Stored records:
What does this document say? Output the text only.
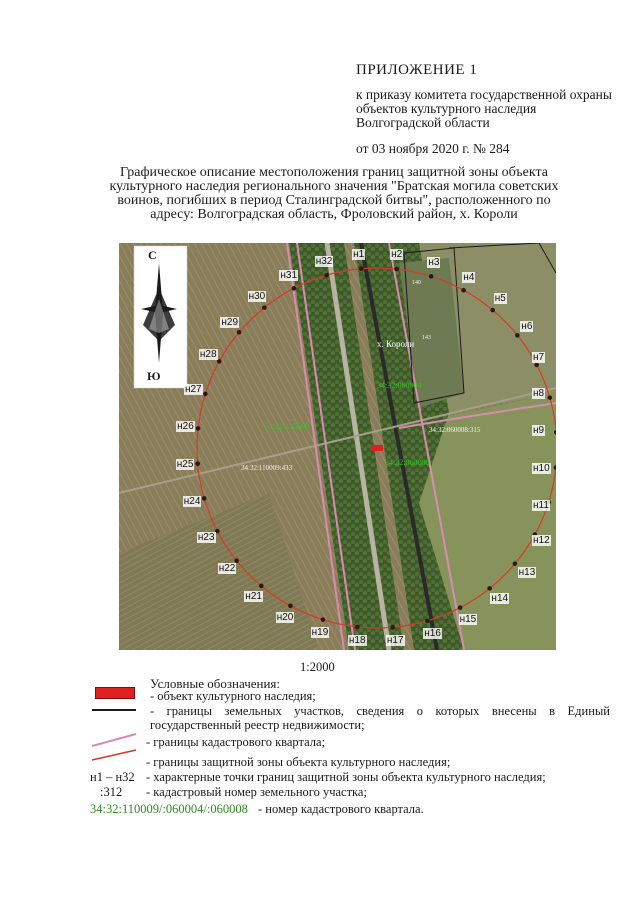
ПРИЛОЖЕНИЕ 1
к приказу комитета государственной охраны объектов культурного наследия Волгоградской области
от 03 ноября 2020 г. № 284
Графическое описание местоположения границ защитной зоны объекта культурного наследия регионального значения "Братская могила советских воинов, погибших в период Сталинградской битвы", расположенного по адресу: Волгоградская область, Фроловский район, х. Короли
С
Ю
х. Короли
34:32:060004
34:32:110009
34:32:060008
34:32:060008:315
34:32:110009:433
140
143
н1	н2
н3
н4
н5
н6
н7
н8
н9
н10
н11
н12
н13
н14
н15
н16
н17
н18
н19
н20
н21
н22
н23
н24
н25
н26
н27
н28
н29
н30
н31
н32
1:2000
Условные обозначения:
- объект культурного наследия;
- границы земельных участков, сведения о которых внесены в Единый государственный реестр недвижимости;
- границы кадастрового квартала;
- границы защитной зоны объекта культурного наследия;
н1 – н32 - характерные точки границ защитной зоны объекта культурного наследия;
:312 - кадастровый номер земельного участка;
34:32:110009/:060004/:060008 - номер кадастрового квартала.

Work to do: Set down all the data again exactly as above, pictures excluded.

Task solution:
What does this document say? Output the text only.
ПРИЛОЖЕНИЕ 1
к приказу комитета государственной охраны объектов культурного наследия Волгоградской области
от 03 ноября 2020 г. № 284
Графическое описание местоположения границ защитной зоны объекта культурного наследия регионального значения "Братская могила советских воинов, погибших в период Сталинградской битвы", расположенного по адресу: Волгоградская область, Фроловский район, х. Короли
С
Ю
х. Короли
34:32:060004
34:32:110009
34:32:060008
34:32:060008:315
34:32:110009:433
140
143
н1	н2
н3
н4
н5
н6
н7
н8
н9
н10
н11
н12
н13
н14
н15
н16
н17
н18
н19
н20
н21
н22
н23
н24
н25
н26
н27
н28
н29
н30
н31
н32
1:2000
Условные обозначения:
- объект культурного наследия;
- границы земельных участков, сведения о которых внесены в Единый государственный реестр недвижимости;
- границы кадастрового квартала;
- границы защитной зоны объекта культурного наследия;
н1 – н32 - характерные точки границ защитной зоны объекта культурного наследия;
:312 - кадастровый номер земельного участка;
34:32:110009/:060004/:060008 - номер кадастрового квартала.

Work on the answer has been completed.